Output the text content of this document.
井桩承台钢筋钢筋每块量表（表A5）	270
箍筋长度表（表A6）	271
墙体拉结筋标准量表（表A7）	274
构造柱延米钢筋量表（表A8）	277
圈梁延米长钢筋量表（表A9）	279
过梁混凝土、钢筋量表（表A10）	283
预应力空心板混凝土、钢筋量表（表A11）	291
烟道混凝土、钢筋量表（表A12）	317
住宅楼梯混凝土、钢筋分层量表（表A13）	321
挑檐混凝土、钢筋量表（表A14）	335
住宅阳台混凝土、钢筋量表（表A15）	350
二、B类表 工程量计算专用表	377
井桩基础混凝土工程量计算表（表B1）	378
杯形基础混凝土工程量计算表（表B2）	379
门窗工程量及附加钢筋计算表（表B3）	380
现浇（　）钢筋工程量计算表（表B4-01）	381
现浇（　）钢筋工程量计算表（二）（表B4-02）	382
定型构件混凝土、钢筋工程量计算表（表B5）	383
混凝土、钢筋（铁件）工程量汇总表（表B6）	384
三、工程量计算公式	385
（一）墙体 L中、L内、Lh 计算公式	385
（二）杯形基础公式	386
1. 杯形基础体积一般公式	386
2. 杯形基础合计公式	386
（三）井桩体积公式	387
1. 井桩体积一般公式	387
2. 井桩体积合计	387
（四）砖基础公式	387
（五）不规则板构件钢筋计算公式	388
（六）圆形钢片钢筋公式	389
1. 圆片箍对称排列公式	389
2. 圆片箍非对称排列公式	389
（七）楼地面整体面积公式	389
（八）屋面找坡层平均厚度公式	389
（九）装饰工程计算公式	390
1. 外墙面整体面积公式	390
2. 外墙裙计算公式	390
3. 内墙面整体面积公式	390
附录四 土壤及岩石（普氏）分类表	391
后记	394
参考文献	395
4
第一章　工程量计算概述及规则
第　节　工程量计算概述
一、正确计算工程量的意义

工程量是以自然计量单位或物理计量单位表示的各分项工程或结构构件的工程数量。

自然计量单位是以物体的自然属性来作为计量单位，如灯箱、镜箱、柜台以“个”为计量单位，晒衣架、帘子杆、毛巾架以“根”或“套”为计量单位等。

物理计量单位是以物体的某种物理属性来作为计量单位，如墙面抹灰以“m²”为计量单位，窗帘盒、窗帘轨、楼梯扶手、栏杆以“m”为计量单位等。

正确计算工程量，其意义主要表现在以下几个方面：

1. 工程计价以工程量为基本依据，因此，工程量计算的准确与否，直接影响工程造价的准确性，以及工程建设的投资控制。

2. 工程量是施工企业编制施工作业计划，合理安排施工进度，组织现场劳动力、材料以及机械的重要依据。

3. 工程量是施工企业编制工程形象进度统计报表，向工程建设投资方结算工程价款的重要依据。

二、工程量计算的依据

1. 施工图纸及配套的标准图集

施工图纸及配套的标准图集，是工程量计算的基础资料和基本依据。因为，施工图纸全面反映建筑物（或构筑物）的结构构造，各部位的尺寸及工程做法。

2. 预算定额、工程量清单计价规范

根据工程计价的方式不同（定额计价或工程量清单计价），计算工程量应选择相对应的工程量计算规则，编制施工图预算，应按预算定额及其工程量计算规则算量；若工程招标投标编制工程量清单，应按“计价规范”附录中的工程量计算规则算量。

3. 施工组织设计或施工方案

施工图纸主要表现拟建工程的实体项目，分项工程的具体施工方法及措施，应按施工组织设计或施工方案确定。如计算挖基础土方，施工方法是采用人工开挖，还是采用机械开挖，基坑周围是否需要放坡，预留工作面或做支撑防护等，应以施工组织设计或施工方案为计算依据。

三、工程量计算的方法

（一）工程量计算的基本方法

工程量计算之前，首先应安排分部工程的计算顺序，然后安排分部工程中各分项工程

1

→ Problem details: Tally the lines of the records holding the word "钢筋工程量计算表", then give only the resulting number.

→ Output: 3